* _Written exercise 1_
In the billing design text below, which table does the gating step read on each request?

* _Provided text_

──────

This is the full, self-contained design for billing. It expands Event S above into something you can implement from directly. Read it top-to-bottom: mental model → data model → webhook flow → seat sync → membership lifecycle → gating → dunning → adaptation steps.

1. Mental model — who owns what

Three rules decide every detail that follows:

  1. Stripe is the source of truth for billing state (what plan, what status, how many seats billed, when the period ends). We never compute billing state ourselves; we cache Stripe's.
  2. The Go backend is the only thing that writes Postgres. Stripe never touches the database. Stripe talks to us via webhooks; we talk to Stripe via the API. The frontend never talks to Stripe for state — it reads our DB through our endpoints.
  3. The per-request hot path never calls Stripe. Gating reads one local cached row (org_subscriptions). Stripe calls happen only in webhooks, at checkout, and on membership changes — never inside RequireActiveSubscription.
┌────────────────────────────────────────────────────┐
│ STRIPE │
│ Customer ─ Subscription(item: qty = seats) ─ Price │
└───────┬───────────────────────────▲────────────────┘
webhooks (signed) │ │ API calls (stripe-go)
checkout.session.completed │ │ - update item quantity
customer.subscription.* │ │ (proration_behavior)

──────

* _Written exercise 2_
Select every line of the listing that contains the string "char", treating uppercase and lowercase as different.

[Dataset entries]
──────

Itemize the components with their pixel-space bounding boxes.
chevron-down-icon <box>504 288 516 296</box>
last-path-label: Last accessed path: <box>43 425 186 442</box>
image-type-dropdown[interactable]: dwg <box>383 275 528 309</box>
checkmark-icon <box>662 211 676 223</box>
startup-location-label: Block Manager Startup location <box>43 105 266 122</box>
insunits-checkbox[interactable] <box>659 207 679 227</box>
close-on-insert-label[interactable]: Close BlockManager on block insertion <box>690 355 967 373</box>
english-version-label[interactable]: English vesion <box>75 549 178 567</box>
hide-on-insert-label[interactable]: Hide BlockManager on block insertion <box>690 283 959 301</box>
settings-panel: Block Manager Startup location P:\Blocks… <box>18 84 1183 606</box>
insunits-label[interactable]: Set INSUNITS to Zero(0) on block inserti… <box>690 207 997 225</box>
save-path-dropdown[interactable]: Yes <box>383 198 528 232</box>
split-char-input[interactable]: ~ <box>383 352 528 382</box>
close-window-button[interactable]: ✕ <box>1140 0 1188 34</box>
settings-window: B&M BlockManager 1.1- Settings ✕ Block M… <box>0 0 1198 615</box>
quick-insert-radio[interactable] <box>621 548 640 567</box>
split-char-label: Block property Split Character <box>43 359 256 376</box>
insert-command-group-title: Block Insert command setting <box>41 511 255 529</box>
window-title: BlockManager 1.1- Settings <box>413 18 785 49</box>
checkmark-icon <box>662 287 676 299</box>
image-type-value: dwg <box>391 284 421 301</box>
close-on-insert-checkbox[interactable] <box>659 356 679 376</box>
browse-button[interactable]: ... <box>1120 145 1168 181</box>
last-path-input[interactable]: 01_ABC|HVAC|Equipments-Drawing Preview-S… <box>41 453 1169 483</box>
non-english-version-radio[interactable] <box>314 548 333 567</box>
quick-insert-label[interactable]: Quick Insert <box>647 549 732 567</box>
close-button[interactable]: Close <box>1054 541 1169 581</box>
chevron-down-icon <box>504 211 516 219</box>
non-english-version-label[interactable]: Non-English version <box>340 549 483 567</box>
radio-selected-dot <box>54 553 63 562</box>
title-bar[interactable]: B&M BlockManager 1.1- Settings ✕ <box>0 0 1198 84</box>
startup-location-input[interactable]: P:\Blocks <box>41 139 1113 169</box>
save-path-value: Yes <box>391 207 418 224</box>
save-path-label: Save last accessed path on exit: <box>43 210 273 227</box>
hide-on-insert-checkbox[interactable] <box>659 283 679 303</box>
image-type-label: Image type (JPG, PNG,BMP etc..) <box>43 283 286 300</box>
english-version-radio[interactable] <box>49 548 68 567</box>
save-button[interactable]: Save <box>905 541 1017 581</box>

──────

* _Reply 1_
It reads one local cached row from org_subscriptions.

* _Reply 2_
split-char-input[interactable]: ~ <box>383 352 528 382</box>
split-char-label: Block property Split Character <box>43 359 256 376</box>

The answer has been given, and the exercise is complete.